**Dataset records:**
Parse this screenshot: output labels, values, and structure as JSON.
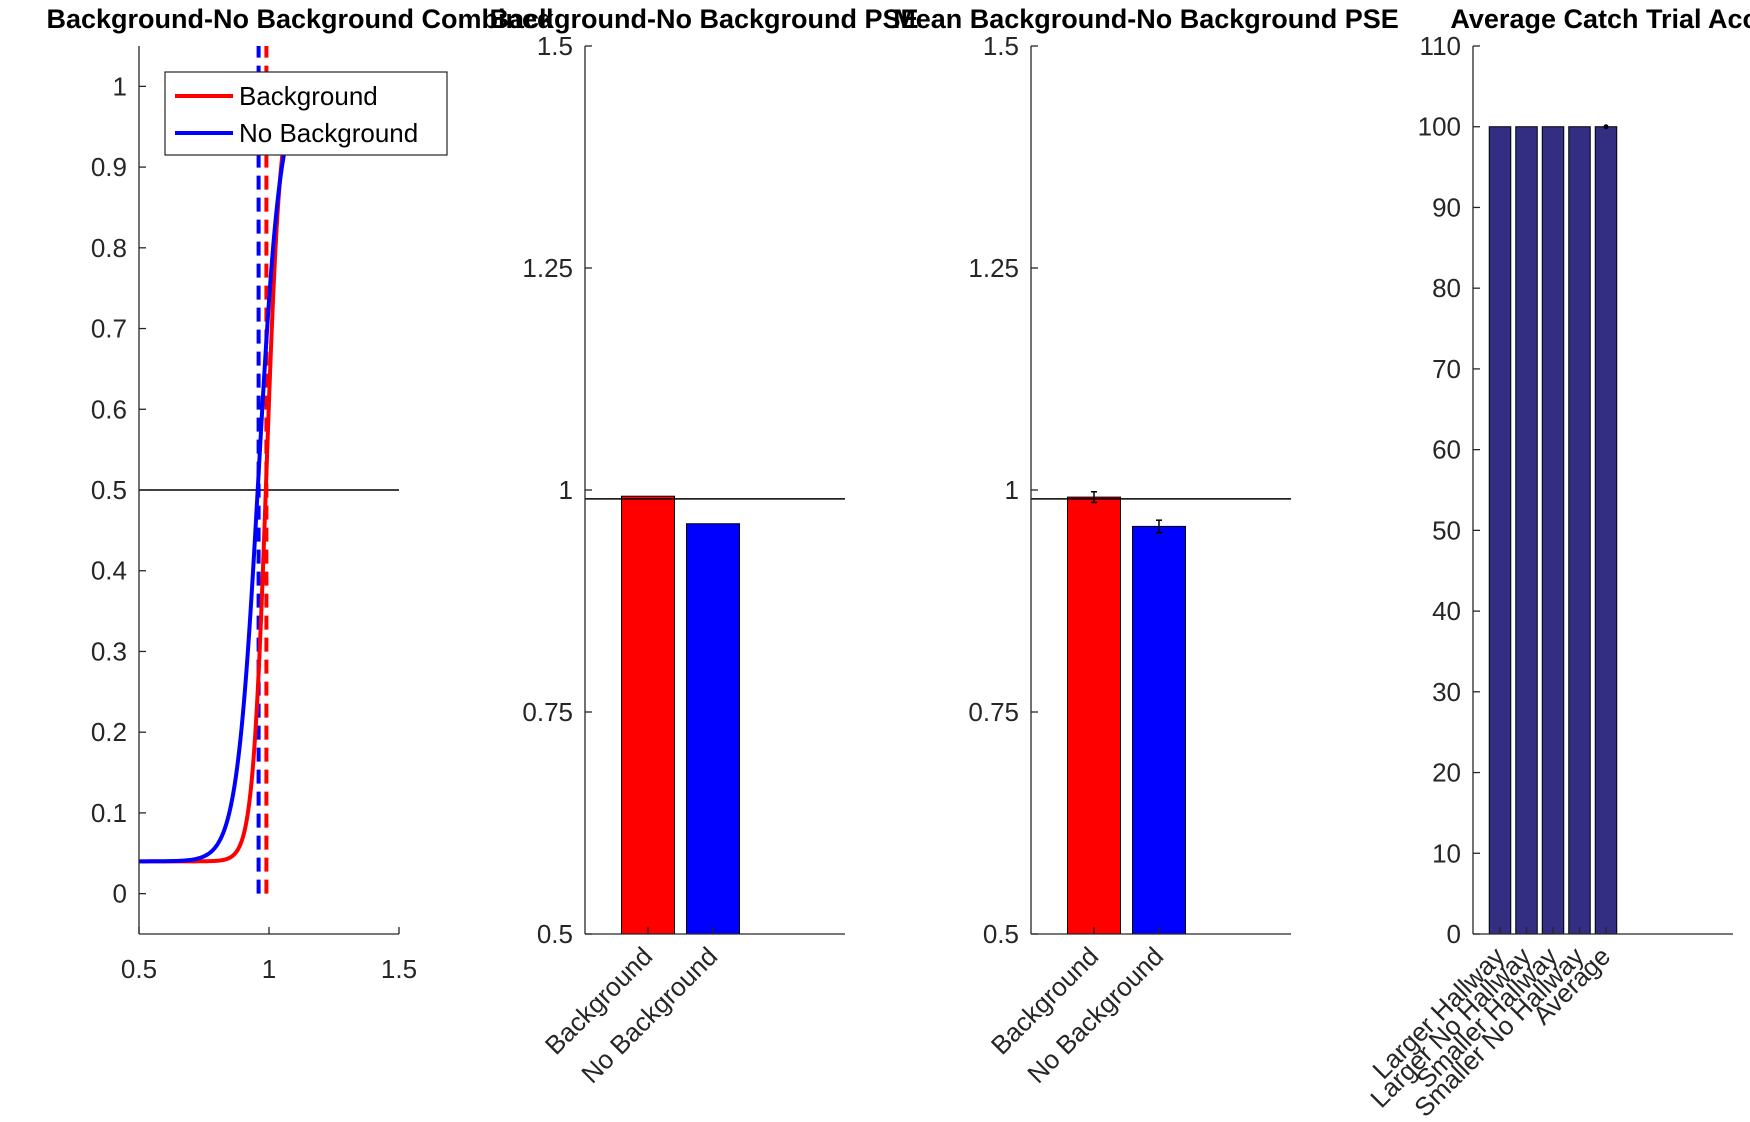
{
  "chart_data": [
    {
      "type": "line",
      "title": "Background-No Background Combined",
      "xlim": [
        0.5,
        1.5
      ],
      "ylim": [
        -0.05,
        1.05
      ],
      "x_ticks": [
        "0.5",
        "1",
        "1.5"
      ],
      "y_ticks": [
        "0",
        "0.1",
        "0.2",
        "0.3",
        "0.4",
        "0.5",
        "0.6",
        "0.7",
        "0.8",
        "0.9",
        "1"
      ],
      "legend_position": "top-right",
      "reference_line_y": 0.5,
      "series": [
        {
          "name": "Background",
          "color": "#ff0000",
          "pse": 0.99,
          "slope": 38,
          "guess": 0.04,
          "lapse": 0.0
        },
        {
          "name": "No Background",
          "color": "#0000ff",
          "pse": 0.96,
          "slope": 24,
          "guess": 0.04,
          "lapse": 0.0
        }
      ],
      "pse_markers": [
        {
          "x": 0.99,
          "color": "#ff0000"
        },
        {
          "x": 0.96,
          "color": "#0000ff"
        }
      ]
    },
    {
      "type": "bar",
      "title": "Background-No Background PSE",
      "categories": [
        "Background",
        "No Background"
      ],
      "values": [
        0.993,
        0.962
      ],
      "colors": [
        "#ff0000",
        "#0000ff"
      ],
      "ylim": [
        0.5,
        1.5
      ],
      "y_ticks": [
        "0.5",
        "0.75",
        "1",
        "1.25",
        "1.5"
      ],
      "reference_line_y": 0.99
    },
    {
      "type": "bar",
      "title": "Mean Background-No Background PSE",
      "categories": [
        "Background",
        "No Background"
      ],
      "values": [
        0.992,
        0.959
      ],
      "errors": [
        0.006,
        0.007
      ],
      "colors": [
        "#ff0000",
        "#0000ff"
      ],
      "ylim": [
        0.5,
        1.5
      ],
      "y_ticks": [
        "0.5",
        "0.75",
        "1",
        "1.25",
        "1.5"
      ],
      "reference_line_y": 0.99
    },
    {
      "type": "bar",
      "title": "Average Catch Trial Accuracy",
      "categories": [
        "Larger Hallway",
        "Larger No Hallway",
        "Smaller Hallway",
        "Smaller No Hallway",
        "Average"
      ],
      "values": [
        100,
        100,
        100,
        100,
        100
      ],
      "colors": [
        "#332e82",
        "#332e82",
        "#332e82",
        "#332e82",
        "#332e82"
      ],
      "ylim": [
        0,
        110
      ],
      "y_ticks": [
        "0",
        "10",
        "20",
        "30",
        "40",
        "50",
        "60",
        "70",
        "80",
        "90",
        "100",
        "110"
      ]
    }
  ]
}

**To do:** Provide solely the number of lines in the data that include the word "Smaller".

**Exercise response:** 2